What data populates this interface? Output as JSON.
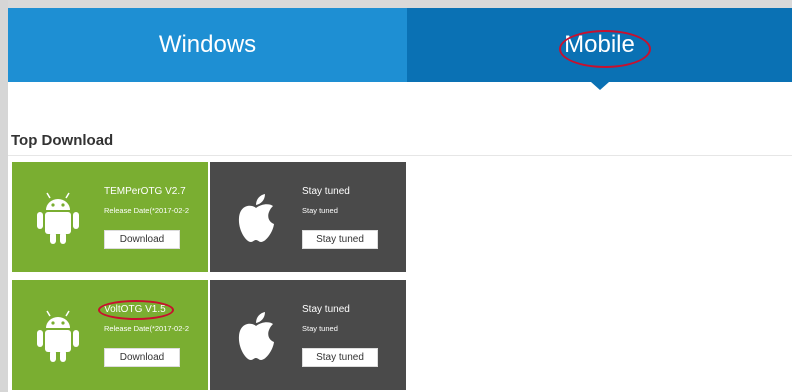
{
  "tabs": {
    "windows_label": "Windows",
    "mobile_label": "Mobile"
  },
  "section": {
    "title": "Top Download"
  },
  "cards": [
    {
      "platform": "android",
      "name": "TEMPerOTG V2.7",
      "sub": "Release Date(*2017-02-2",
      "button": "Download"
    },
    {
      "platform": "apple",
      "name": "Stay tuned",
      "sub": "Stay tuned",
      "button": "Stay tuned"
    },
    {
      "platform": "android",
      "name": "VoltOTG V1.5",
      "sub": "Release Date(*2017-02-2",
      "button": "Download"
    },
    {
      "platform": "apple",
      "name": "Stay tuned",
      "sub": "Stay tuned",
      "button": "Stay tuned"
    }
  ],
  "colors": {
    "windows_tab": "#1e8fd3",
    "mobile_tab": "#0a71b4",
    "android_card": "#7aae31",
    "apple_card": "#4a4a4a",
    "highlight_ring": "#c8102e"
  },
  "icons": [
    "android-icon",
    "apple-icon"
  ]
}
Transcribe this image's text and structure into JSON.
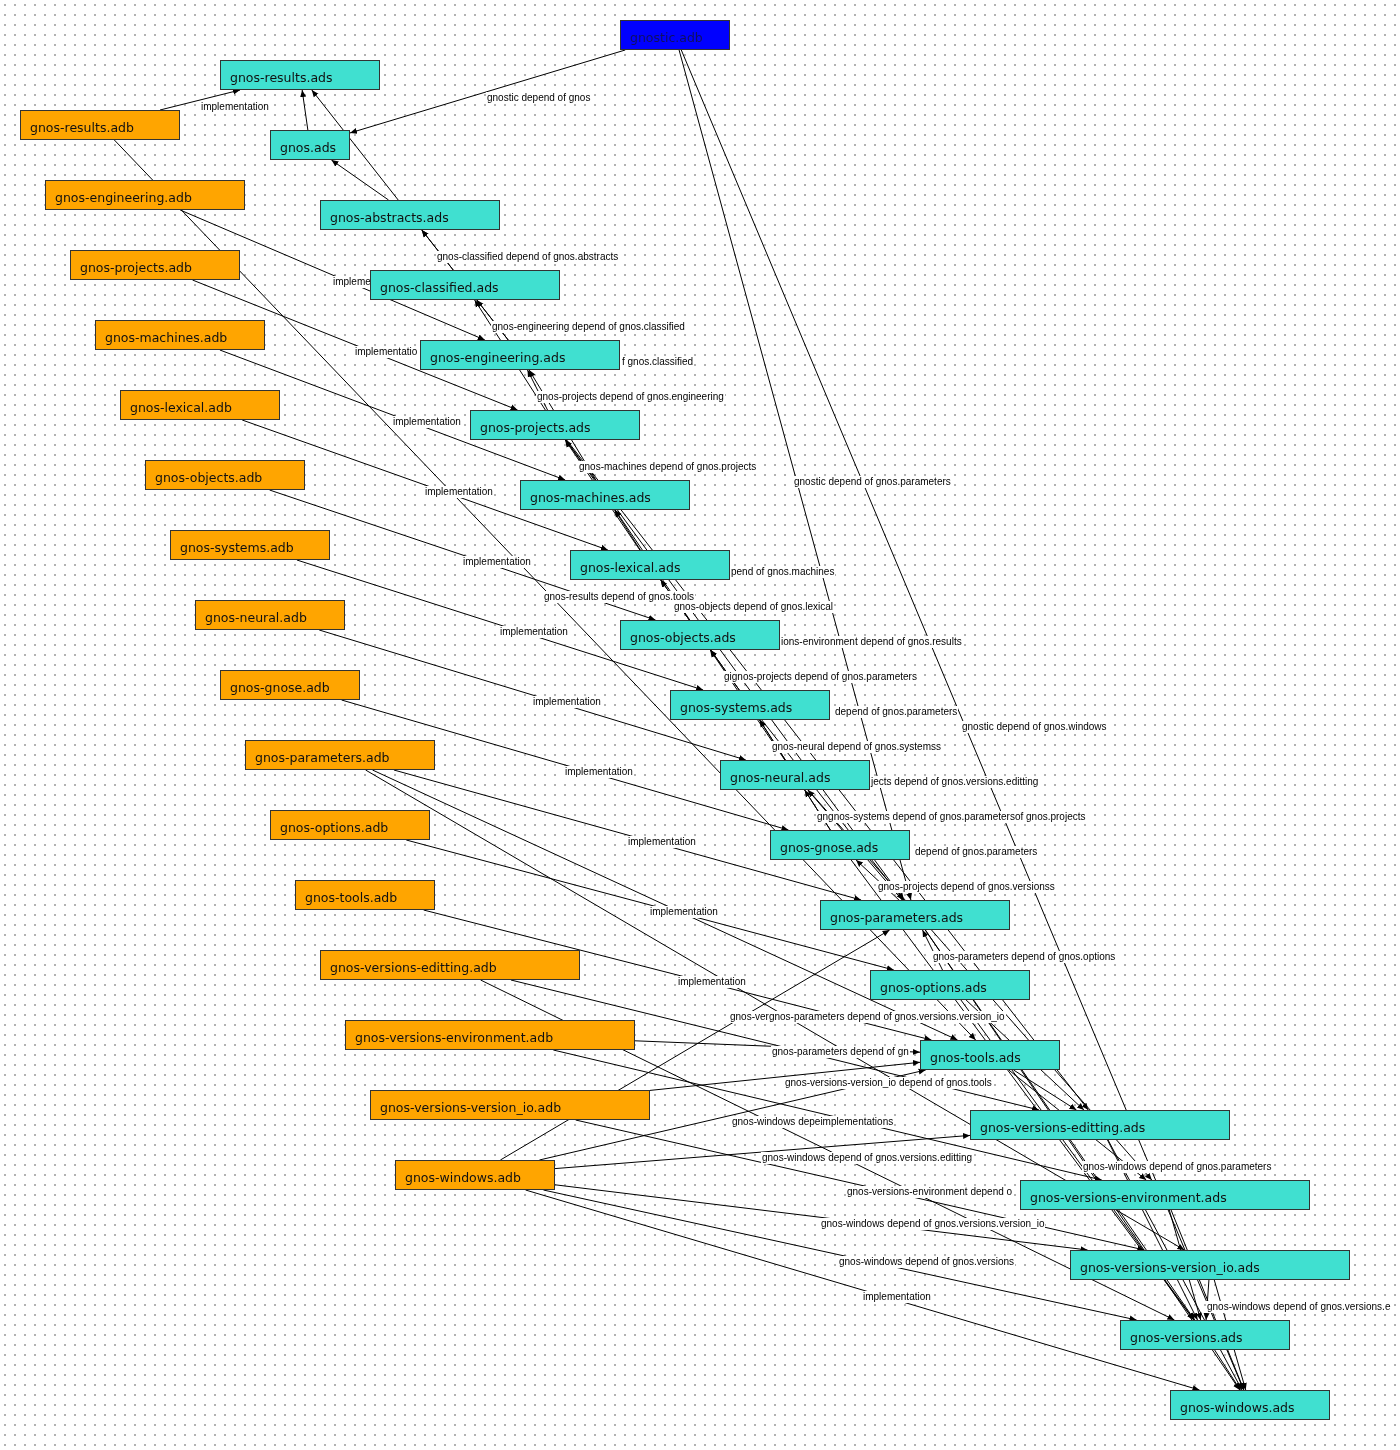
{
  "canvas": {
    "nodes": [
      {
        "label": "gnostic.adb",
        "kind": "main"
      },
      {
        "label": "gnos-results.ads",
        "kind": "spec"
      },
      {
        "label": "gnos.ads",
        "kind": "spec"
      },
      {
        "label": "gnos-abstracts.ads",
        "kind": "spec"
      },
      {
        "label": "gnos-classified.ads",
        "kind": "spec"
      },
      {
        "label": "gnos-engineering.ads",
        "kind": "spec"
      },
      {
        "label": "gnos-projects.ads",
        "kind": "spec"
      },
      {
        "label": "gnos-machines.ads",
        "kind": "spec"
      },
      {
        "label": "gnos-lexical.ads",
        "kind": "spec"
      },
      {
        "label": "gnos-objects.ads",
        "kind": "spec"
      },
      {
        "label": "gnos-systems.ads",
        "kind": "spec"
      },
      {
        "label": "gnos-neural.ads",
        "kind": "spec"
      },
      {
        "label": "gnos-gnose.ads",
        "kind": "spec"
      },
      {
        "label": "gnos-parameters.ads",
        "kind": "spec"
      },
      {
        "label": "gnos-options.ads",
        "kind": "spec"
      },
      {
        "label": "gnos-tools.ads",
        "kind": "spec"
      },
      {
        "label": "gnos-versions-editting.ads",
        "kind": "spec"
      },
      {
        "label": "gnos-versions-environment.ads",
        "kind": "spec"
      },
      {
        "label": "gnos-versions-version_io.ads",
        "kind": "spec"
      },
      {
        "label": "gnos-versions.ads",
        "kind": "spec"
      },
      {
        "label": "gnos-windows.ads",
        "kind": "spec"
      },
      {
        "label": "gnos-results.adb",
        "kind": "body"
      },
      {
        "label": "gnos-engineering.adb",
        "kind": "body"
      },
      {
        "label": "gnos-projects.adb",
        "kind": "body"
      },
      {
        "label": "gnos-machines.adb",
        "kind": "body"
      },
      {
        "label": "gnos-lexical.adb",
        "kind": "body"
      },
      {
        "label": "gnos-objects.adb",
        "kind": "body"
      },
      {
        "label": "gnos-systems.adb",
        "kind": "body"
      },
      {
        "label": "gnos-neural.adb",
        "kind": "body"
      },
      {
        "label": "gnos-gnose.adb",
        "kind": "body"
      },
      {
        "label": "gnos-parameters.adb",
        "kind": "body"
      },
      {
        "label": "gnos-options.adb",
        "kind": "body"
      },
      {
        "label": "gnos-tools.adb",
        "kind": "body"
      },
      {
        "label": "gnos-versions-editting.adb",
        "kind": "body"
      },
      {
        "label": "gnos-versions-environment.adb",
        "kind": "body"
      },
      {
        "label": "gnos-versions-version_io.adb",
        "kind": "body"
      },
      {
        "label": "gnos-windows.adb",
        "kind": "body"
      }
    ],
    "edge_labels": [
      "gnostic depend of gnos",
      "implementation",
      "gnos-classified depend of gnos.abstracts",
      "impleme",
      "gnos-engineering depend of gnos.classified",
      "implementatio",
      "f gnos.classified",
      "gnos-projects depend of gnos.engineering",
      "implementation",
      "gnos-machines depend of gnos.projects",
      "gnostic depend of gnos.parameters",
      "implementation",
      "implementation",
      "pend of gnos.machines",
      "gnos-results depend of gnos.tools",
      "gnos-objects depend of gnos.lexical",
      "ions-environment depend of gnos.results",
      "implementation",
      "gignos-projects depend of gnos.parameters",
      "depend of gnos.parameters",
      "gnostic depend of gnos.windows",
      "implementation",
      "gnos-neural depend of gnos.systemss",
      "jects depend of gnos.versions.editting",
      "implementation",
      "gngnos-systems depend of gnos.parametersof gnos.projects",
      "implementation",
      "depend of gnos.parameters",
      "gnos-projects depend of gnos.versionss",
      "implementation",
      "gnos-parameters depend of gnos.options",
      "implementation",
      "gnos-vergnos-parameters depend of gnos.versions.version_io",
      "gnos-parameters depend of gn",
      "gnos-versions-version_io depend of gnos.tools",
      "gnos-windows depeimplementations",
      "gnos-windows depend of gnos.versions.editting",
      "gnos-windows depend of gnos.parameters",
      "gnos-versions-environment depend o",
      "gnos-windows depend of gnos.versions.version_io",
      "gnos-windows depend of gnos.versions",
      "implementation",
      "gnos-windows depend of gnos.versions.e"
    ]
  }
}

## Exercise aim
Print each line of the material above exactly, with the pictures removed from your copy.

## Task answer
What data populates this interface? Output as JSON.
{
  "tabs": {
    "windows_label": "Windows",
    "mobile_label": "Mobile"
  },
  "section": {
    "title": "Top Download"
  },
  "cards": [
    {
      "platform": "android",
      "name": "TEMPerOTG V2.7",
      "sub": "Release Date(*2017-02-2",
      "button": "Download"
    },
    {
      "platform": "apple",
      "name": "Stay tuned",
      "sub": "Stay tuned",
      "button": "Stay tuned"
    },
    {
      "platform": "android",
      "name": "VoltOTG V1.5",
      "sub": "Release Date(*2017-02-2",
      "button": "Download"
    },
    {
      "platform": "apple",
      "name": "Stay tuned",
      "sub": "Stay tuned",
      "button": "Stay tuned"
    }
  ],
  "colors": {
    "windows_tab": "#1e8fd3",
    "mobile_tab": "#0a71b4",
    "android_card": "#7aae31",
    "apple_card": "#4a4a4a",
    "highlight_ring": "#c8102e"
  },
  "icons": [
    "android-icon",
    "apple-icon"
  ]
}
Transcribe this image's text and structure into JSON.
{
  "canvas": {
    "nodes": [
      {
        "label": "gnostic.adb",
        "kind": "main"
      },
      {
        "label": "gnos-results.ads",
        "kind": "spec"
      },
      {
        "label": "gnos.ads",
        "kind": "spec"
      },
      {
        "label": "gnos-abstracts.ads",
        "kind": "spec"
      },
      {
        "label": "gnos-classified.ads",
        "kind": "spec"
      },
      {
        "label": "gnos-engineering.ads",
        "kind": "spec"
      },
      {
        "label": "gnos-projects.ads",
        "kind": "spec"
      },
      {
        "label": "gnos-machines.ads",
        "kind": "spec"
      },
      {
        "label": "gnos-lexical.ads",
        "kind": "spec"
      },
      {
        "label": "gnos-objects.ads",
        "kind": "spec"
      },
      {
        "label": "gnos-systems.ads",
        "kind": "spec"
      },
      {
        "label": "gnos-neural.ads",
        "kind": "spec"
      },
      {
        "label": "gnos-gnose.ads",
        "kind": "spec"
      },
      {
        "label": "gnos-parameters.ads",
        "kind": "spec"
      },
      {
        "label": "gnos-options.ads",
        "kind": "spec"
      },
      {
        "label": "gnos-tools.ads",
        "kind": "spec"
      },
      {
        "label": "gnos-versions-editting.ads",
        "kind": "spec"
      },
      {
        "label": "gnos-versions-environment.ads",
        "kind": "spec"
      },
      {
        "label": "gnos-versions-version_io.ads",
        "kind": "spec"
      },
      {
        "label": "gnos-versions.ads",
        "kind": "spec"
      },
      {
        "label": "gnos-windows.ads",
        "kind": "spec"
      },
      {
        "label": "gnos-results.adb",
        "kind": "body"
      },
      {
        "label": "gnos-engineering.adb",
        "kind": "body"
      },
      {
        "label": "gnos-projects.adb",
        "kind": "body"
      },
      {
        "label": "gnos-machines.adb",
        "kind": "body"
      },
      {
        "label": "gnos-lexical.adb",
        "kind": "body"
      },
      {
        "label": "gnos-objects.adb",
        "kind": "body"
      },
      {
        "label": "gnos-systems.adb",
        "kind": "body"
      },
      {
        "label": "gnos-neural.adb",
        "kind": "body"
      },
      {
        "label": "gnos-gnose.adb",
        "kind": "body"
      },
      {
        "label": "gnos-parameters.adb",
        "kind": "body"
      },
      {
        "label": "gnos-options.adb",
        "kind": "body"
      },
      {
        "label": "gnos-tools.adb",
        "kind": "body"
      },
      {
        "label": "gnos-versions-editting.adb",
        "kind": "body"
      },
      {
        "label": "gnos-versions-environment.adb",
        "kind": "body"
      },
      {
        "label": "gnos-versions-version_io.adb",
        "kind": "body"
      },
      {
        "label": "gnos-windows.adb",
        "kind": "body"
      }
    ],
    "edge_labels": [
      "gnostic depend of gnos",
      "implementation",
      "gnos-classified depend of gnos.abstracts",
      "impleme",
      "gnos-engineering depend of gnos.classified",
      "implementatio",
      "f gnos.classified",
      "gnos-projects depend of gnos.engineering",
      "implementation",
      "gnos-machines depend of gnos.projects",
      "gnostic depend of gnos.parameters",
      "implementation",
      "implementation",
      "pend of gnos.machines",
      "gnos-results depend of gnos.tools",
      "gnos-objects depend of gnos.lexical",
      "ions-environment depend of gnos.results",
      "implementation",
      "gignos-projects depend of gnos.parameters",
      "depend of gnos.parameters",
      "gnostic depend of gnos.windows",
      "implementation",
      "gnos-neural depend of gnos.systemss",
      "jects depend of gnos.versions.editting",
      "implementation",
      "gngnos-systems depend of gnos.parametersof gnos.projects",
      "implementation",
      "depend of gnos.parameters",
      "gnos-projects depend of gnos.versionss",
      "implementation",
      "gnos-parameters depend of gnos.options",
      "implementation",
      "gnos-vergnos-parameters depend of gnos.versions.version_io",
      "gnos-parameters depend of gn",
      "gnos-versions-version_io depend of gnos.tools",
      "gnos-windows depeimplementations",
      "gnos-windows depend of gnos.versions.editting",
      "gnos-windows depend of gnos.parameters",
      "gnos-versions-environment depend o",
      "gnos-windows depend of gnos.versions.version_io",
      "gnos-windows depend of gnos.versions",
      "implementation",
      "gnos-windows depend of gnos.versions.e"
    ]
  }
}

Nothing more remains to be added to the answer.